長時間労働問題で揺れる国内最大の広告代理店・電通。昨年12月に過労自殺をした新入社員、高橋まつりさん(当時24)の母親・幸美さんが11月9日、東京都内で開かれた「過労死等防止対策推進シンポジウム」に登壇し、その心中を語った。

幸美さんは時折嗚咽し、言葉を詰まらせながらも、会場に向けてゆっくりと、語りかけるように言葉を投げかけた。

「希望に満ちていました」

「こんにちは。私の最愛の娘は、高橋まつりと言います。娘は昨年、12月25日、会社の借り上げ社宅から投身し、自らの命を絶ちました。3月に大学を卒業し、4月に新社会人となったわずか9ヶ月のことでした」

そう話し始めた幸美さん。愛娘が大学時代に国費で北京留学をしたことや、「持ち前のコミュニケーション能力」を生かして早い時期に電通の内定をもらったことなどを、とつとつと語った。

「新人研修でも積極的にリーダーシップをとり、班をまとめた様子を話してくれました」

「私の班が優勝したんだよ、と研修終了後には、嬉しそうに話してくれました。『憧れのクリエイターさんに、アイデアを何回も褒められたのを励みに頑張るよ』と、希望に満ちていました」

5月、インターネット広告の部署に配属されると、高橋さんの生活は激変したと、幸美さんは言う。夜中や休日まで仕事をするようになり、終電の時間が過ぎても仕事をするようになった、と。

「10月に正社員になると、土日出勤朝5時帰宅という日もあり、『こんなに辛いと思わなかった、今週10時間しか寝てない。会社辞めたい。休職するか、退職するか、自分で決めるからお母さんも口出ししないでね』と言っていました」

「大好きなお母さん、さようなら」

11月に入ると、高橋さんはうつ病を発症する。1991年、入社2年目の男性社員が過労自殺した「電通事件」の記事を持ってきて、「こうなりそう」と話すこともあったという。

「私は、『死んじゃだめ、会社を辞めて』と何度も言いました」

「そのころ、先輩に送ったメールには『死ぬのに丁度いい歩道橋を探している自分に気がつきます』とありました」

ツイッターには、パワハラやセクハラに悩まされている様子も書き込まれていた。高橋さんは上司に異動を申し出たが、その返事は「仕事を減らすから、もう少し頑張れ」だったという。

しかし、12月には「36協定」の特別条項(残業時間の上限を引き上げる項目)が部署全体に発令され、深夜労働が続いた。忘年会の準備にも追われていたと、幸美さんは振り返った。

そして、クリスマスの朝。高橋さんはこんなメールを幸美さんに送り、自ら命を経った。年末には「実家に帰るからね、お母さん、一緒に過ごそうね」と言っていたにもかかわらず、だ。

大好きで大切なお母さんさようなら、ありがとう。

人生も仕事も全てが辛いです。

お母さん、自分を責めないでね。最高のお母さんだから。

幸美さんはこのメール文を読み上げながら、嗚咽した。会場では鼻をすする人、涙をハンカチで拭く人の姿があった。

「大切な娘は二度と戻ってこない」

→ データ項目:

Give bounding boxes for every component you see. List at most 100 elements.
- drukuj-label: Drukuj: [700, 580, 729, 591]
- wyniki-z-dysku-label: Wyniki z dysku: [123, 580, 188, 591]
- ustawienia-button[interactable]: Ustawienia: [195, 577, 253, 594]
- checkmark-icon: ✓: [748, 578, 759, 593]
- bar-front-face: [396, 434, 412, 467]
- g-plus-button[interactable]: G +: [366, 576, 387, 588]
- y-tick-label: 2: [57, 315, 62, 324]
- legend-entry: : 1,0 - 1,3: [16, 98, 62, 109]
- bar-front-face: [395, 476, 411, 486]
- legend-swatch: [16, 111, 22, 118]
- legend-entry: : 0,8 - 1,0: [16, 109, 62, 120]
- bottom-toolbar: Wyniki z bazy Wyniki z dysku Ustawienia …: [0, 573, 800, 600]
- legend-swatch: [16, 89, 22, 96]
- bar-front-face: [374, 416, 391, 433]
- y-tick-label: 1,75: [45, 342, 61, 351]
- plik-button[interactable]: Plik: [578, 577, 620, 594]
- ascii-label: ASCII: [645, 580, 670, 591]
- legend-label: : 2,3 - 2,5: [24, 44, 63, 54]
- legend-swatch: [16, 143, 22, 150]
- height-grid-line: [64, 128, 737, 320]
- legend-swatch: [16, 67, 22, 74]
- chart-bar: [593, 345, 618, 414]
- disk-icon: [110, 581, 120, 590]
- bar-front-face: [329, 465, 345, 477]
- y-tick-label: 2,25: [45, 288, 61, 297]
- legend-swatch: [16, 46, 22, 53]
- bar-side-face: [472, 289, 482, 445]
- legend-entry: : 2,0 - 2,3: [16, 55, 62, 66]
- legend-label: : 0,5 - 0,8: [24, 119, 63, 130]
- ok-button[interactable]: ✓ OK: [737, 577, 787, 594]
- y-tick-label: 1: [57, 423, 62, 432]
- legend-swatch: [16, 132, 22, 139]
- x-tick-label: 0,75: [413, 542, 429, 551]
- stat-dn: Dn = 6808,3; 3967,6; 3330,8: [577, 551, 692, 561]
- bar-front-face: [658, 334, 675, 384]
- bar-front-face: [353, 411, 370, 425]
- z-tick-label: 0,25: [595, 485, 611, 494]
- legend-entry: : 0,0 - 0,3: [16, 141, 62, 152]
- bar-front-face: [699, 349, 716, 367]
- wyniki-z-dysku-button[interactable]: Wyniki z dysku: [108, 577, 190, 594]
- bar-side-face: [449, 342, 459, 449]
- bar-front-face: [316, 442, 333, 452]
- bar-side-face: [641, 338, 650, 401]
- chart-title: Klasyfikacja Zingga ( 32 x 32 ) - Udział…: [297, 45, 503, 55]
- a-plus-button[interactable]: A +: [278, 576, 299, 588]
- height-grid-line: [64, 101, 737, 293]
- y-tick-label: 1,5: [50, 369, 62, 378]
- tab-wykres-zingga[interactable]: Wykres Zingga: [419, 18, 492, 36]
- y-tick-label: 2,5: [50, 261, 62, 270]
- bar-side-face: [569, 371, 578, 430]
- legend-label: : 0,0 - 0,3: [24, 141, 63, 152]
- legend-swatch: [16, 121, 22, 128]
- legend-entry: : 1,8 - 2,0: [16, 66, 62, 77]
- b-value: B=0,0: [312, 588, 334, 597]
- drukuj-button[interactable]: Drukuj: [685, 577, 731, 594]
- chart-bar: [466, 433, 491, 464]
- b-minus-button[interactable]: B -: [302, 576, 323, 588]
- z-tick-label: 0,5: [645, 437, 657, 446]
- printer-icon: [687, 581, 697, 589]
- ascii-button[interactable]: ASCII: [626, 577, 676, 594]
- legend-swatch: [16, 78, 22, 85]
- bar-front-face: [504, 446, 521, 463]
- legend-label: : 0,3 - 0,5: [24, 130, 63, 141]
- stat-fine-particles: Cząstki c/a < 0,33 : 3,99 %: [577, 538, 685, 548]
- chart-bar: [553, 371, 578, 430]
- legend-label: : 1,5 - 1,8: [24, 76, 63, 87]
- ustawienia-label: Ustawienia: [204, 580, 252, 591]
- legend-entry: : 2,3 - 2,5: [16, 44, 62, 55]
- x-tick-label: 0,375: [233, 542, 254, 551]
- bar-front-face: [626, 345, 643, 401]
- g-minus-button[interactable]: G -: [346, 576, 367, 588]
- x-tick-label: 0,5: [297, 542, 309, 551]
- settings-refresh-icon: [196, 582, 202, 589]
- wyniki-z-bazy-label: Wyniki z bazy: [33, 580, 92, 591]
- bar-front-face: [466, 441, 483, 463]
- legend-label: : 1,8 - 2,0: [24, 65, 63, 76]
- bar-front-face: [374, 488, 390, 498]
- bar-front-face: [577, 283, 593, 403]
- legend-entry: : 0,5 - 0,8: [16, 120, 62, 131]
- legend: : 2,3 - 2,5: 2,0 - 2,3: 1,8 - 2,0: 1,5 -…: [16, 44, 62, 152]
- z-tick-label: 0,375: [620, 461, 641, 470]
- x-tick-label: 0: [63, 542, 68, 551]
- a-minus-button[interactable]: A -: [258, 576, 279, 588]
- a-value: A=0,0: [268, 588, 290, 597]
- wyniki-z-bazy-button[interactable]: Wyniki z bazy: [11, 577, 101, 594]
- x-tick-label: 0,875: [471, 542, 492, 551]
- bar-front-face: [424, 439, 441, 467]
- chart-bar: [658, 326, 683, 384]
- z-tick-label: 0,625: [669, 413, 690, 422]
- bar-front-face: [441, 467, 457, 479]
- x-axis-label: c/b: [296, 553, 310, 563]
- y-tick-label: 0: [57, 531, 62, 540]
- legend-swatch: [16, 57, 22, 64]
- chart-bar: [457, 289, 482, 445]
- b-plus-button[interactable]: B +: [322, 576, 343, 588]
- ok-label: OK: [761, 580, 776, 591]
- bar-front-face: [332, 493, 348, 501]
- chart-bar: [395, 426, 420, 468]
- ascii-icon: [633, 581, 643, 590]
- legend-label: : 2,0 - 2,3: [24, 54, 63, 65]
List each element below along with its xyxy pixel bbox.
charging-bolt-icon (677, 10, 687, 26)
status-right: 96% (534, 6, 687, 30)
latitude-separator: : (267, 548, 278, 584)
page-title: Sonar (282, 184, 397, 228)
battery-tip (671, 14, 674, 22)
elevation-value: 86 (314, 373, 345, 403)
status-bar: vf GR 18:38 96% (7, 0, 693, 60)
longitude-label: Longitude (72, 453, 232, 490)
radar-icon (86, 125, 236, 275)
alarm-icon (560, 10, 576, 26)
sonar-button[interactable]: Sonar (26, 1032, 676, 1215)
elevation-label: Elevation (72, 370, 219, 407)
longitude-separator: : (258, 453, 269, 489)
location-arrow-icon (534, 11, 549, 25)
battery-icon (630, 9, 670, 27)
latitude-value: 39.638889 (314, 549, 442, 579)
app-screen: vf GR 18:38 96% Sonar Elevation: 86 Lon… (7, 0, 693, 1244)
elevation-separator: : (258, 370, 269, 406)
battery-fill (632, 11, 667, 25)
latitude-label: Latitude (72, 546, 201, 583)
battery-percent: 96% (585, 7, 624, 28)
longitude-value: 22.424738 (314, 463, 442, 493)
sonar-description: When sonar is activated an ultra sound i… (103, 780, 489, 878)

→ 作業一覧:
[a] 過労死シンポジウムの記事によると、高橋さんがインターネット広告の部署に配属されたのは何月ですか。
[b] 過労死シンポジウムの記事の「しかし、12月には「36協定」から「大好きで大切なお母さんさようなら、ありがとう。」までの部分を、「深夜労働」を「休日出勤」に差し替えて書いてください。
[c] 過労死シンポジウムの記事を、最後の文の後から引き継いで書き進めてください。

→ 解答結果:
[a] 5月です。

[b]
しかし、12月には「36協定」の特別条項(残業時間の上限を引き上げる項目)が部署全体に発令され、休日出勤が続いた。忘年会の準備にも追われていたと、幸美さんは振り返った。

そして、クリスマスの朝。高橋さんはこんなメールを幸美さんに送り、自ら命を経った。年末には「実家に帰るからね、お母さん、一緒に過ごそうね」と言っていたにもかかわらず、だ。

大好きで大切なお母さんさようなら、ありがとう。

[c]
「社員の命を犠牲にして業績を上げる企業が日本の発展をリードする優良企業といえるでしょうか」と語気を強めた幸美さん。

電通社員の心得としても知られる「鬼十則」の「取り組んだら放すな、殺されても放すな、目的完遂までは……」に触れ、こうも述べた。

「命より、大切な仕事はありません。娘の死はパフォーマンスではありません。フィクションでもありません。現実に起こったことなのです」

「娘が描いていたたくさんの夢も、娘の弾けるような笑顔も、永久に奪われてしまいました。結婚して子どもが生まれ、続くはずだった未来は、失われてしまいました」

さらに言葉に力を入れ、続ける。

「私が今、どれだけ訴えようとしても、大切な娘は二度と戻ってくることがありません。手遅れなのです」

「自分の命よりも大切な愛する娘を突然亡くしてしまった悲しみと絶望は、失ったものにしかわかりません。だから同じことが繰り返されるのです」

命を預かっているという責任

この事件を受け、電通では22時消灯や残業時間の上限削減など、長時間労働への対策が進んでいる。

これを意識してか、幸美さんは同社の経営陣に向け、「社員の命を預かっているという責任感を持って本気で改革に取り組んでもらいたい」と訴えた。

「残業時間削減を発言するだけではなく、根本からパワハラを許さない企業風土と、業務の改善をしてもらいたいと思います」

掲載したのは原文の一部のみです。